Passage fourni:
§ §

Frédéric Roux

Hyperman

Incipit & more

Le problème avec les dictatures n’est pas tant le but qu’elles poursuivent, mais la manière employée. Trop expéditive, trop brutale, voulant à toute force faire coïncider ce qui doit être et ce qui est. Résultat des courses, lorsque l’on confond l’idéologie et le réel, que l’on ne tient compte ni de l’économie ni des mœurs : des dépenses en hommes et en matériel entraînant l’implosion ou l’explosion du système, sur un mode de préférence apocalyptique.
    Avec un peu de patience, mais les dictateurs, souvent sanguins, en sont dépourvus, elles auraient obtenu de bien meilleurs résultats, à l’image de la démocratie qui a réalisé le communisme partout où règnent les « conditions modernes de la représentation ». Entendons-nous bien, un communisme médiocre puisque privé d’utopie, le « communisme Labiche » avec pavillon et jardin cessible par héritage, celui dont Louis-Ferdinand Céline menaçait les Français depuis les collines de Meudon. Aujourd’hui que le capitalisme a triomphé, que le progrès règne, chacun peut partager les mêmes rêves  et acquérir en toute liberté, à crédit de préférence, les mêmes marchandises.
    Il n’est rien de plus uniforme que nos paysages, et nos villes sont toutes semblables.

§ §

[Enregistrements des boîtes d’éléments]
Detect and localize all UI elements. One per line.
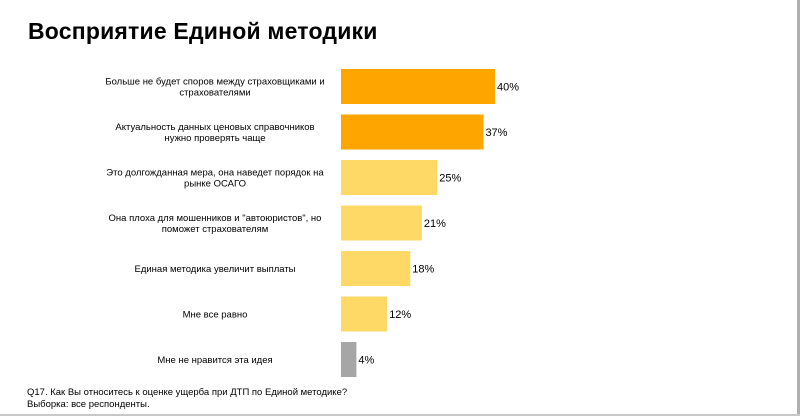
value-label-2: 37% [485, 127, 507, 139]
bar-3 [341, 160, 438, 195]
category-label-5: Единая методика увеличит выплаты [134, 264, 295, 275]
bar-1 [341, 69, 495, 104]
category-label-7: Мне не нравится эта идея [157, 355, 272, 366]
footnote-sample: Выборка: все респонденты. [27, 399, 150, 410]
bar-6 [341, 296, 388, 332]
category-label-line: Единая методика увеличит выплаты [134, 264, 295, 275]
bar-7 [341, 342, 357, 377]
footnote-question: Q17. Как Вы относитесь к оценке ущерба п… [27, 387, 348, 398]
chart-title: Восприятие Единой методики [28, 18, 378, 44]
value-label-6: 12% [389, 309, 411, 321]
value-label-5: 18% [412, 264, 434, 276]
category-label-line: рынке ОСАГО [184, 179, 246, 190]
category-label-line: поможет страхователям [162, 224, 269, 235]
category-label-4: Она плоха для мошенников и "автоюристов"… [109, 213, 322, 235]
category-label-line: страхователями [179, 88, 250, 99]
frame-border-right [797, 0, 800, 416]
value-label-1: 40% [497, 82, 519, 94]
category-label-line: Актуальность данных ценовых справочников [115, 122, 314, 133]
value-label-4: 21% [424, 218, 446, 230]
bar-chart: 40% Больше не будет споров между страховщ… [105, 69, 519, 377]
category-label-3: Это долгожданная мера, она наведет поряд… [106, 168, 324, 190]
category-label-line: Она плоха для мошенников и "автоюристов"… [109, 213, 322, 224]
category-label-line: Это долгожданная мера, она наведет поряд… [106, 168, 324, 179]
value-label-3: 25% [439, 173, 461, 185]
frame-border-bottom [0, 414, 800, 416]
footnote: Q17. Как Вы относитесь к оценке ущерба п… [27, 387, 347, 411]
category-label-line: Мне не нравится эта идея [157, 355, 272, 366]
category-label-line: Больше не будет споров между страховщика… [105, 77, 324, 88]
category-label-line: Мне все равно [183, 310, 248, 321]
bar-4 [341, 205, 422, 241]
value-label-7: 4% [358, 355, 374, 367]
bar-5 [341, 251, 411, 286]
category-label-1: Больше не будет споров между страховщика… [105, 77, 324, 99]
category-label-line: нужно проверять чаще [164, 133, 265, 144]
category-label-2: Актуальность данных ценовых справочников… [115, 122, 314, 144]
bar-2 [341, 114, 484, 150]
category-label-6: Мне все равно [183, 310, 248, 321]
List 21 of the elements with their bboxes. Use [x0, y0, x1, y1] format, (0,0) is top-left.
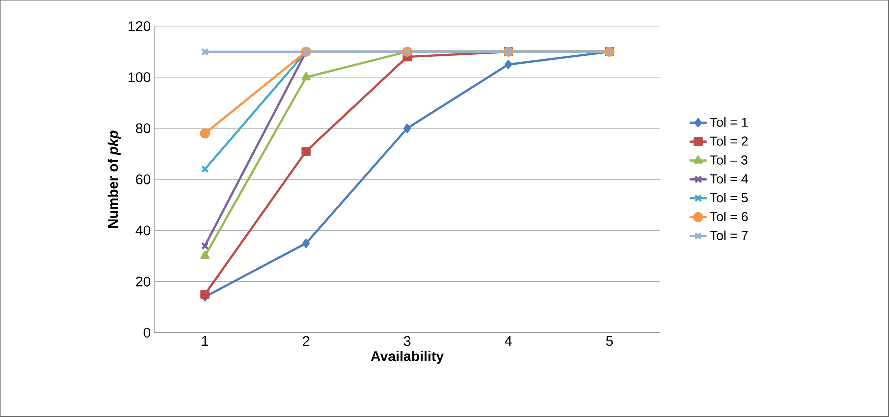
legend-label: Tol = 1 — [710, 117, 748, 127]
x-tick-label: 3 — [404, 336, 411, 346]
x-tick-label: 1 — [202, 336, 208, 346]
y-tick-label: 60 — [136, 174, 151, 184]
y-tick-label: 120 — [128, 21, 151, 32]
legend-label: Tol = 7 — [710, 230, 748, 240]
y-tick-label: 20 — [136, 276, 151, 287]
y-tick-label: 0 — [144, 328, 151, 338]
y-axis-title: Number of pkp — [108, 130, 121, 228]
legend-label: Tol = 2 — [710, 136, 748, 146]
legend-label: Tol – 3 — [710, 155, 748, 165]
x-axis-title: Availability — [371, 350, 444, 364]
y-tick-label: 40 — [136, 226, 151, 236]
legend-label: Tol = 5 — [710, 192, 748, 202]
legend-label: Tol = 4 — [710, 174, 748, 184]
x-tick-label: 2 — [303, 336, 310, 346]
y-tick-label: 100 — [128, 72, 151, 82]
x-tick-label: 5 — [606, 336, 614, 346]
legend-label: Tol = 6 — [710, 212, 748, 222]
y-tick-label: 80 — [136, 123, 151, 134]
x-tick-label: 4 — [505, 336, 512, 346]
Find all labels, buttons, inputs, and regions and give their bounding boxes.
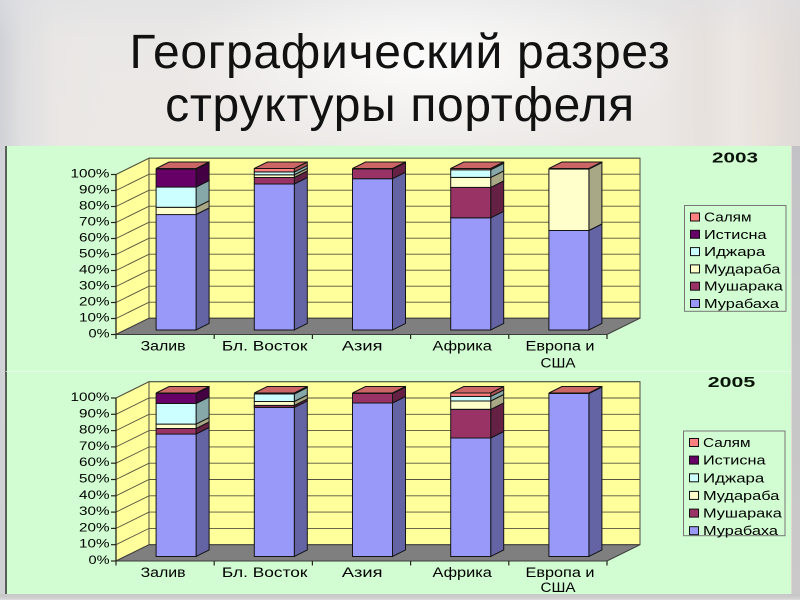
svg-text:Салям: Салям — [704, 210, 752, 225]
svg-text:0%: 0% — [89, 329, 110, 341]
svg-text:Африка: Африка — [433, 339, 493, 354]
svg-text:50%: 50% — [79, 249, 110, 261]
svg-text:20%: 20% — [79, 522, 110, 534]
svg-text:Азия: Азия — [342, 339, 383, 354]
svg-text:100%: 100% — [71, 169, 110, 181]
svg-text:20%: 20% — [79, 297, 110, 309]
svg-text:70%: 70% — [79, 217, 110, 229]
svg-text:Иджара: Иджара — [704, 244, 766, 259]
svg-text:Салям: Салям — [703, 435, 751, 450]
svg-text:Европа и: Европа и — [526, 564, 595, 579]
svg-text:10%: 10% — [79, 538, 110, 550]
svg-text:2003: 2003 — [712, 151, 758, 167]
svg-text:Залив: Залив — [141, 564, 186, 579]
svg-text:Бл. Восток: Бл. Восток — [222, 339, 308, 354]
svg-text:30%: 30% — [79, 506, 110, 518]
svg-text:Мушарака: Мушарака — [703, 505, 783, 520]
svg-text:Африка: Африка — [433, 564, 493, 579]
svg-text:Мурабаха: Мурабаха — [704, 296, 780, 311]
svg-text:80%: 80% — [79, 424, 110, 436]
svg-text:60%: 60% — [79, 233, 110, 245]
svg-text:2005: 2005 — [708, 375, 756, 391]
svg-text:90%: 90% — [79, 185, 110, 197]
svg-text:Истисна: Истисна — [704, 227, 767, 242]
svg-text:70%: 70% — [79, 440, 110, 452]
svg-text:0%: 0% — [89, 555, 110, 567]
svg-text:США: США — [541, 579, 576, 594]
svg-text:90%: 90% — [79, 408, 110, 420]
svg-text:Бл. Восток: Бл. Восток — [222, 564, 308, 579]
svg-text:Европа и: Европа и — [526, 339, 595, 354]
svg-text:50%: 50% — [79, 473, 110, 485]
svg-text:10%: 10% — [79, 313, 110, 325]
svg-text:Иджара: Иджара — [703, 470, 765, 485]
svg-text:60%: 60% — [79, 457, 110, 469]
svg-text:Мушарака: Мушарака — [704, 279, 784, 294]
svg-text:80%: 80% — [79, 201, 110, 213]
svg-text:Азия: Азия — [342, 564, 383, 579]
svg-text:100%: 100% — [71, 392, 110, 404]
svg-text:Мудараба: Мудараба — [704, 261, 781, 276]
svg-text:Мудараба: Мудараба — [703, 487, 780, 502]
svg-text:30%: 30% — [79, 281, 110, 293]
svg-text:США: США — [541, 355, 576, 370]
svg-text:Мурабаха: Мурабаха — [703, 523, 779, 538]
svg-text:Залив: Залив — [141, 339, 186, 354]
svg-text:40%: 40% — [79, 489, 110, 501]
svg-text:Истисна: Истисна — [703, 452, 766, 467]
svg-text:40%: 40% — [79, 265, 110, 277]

§ §

Travail à faire:
Traduisez en anglais, s’il vous plaît, cette phrase du passage fourni : « Il n’est rien de plus uniforme que nos paysages, et nos villes sont toutes semblables. »

Résultat obtenu:
There is nothing more uniform than our landscapes, and our cities are all alike.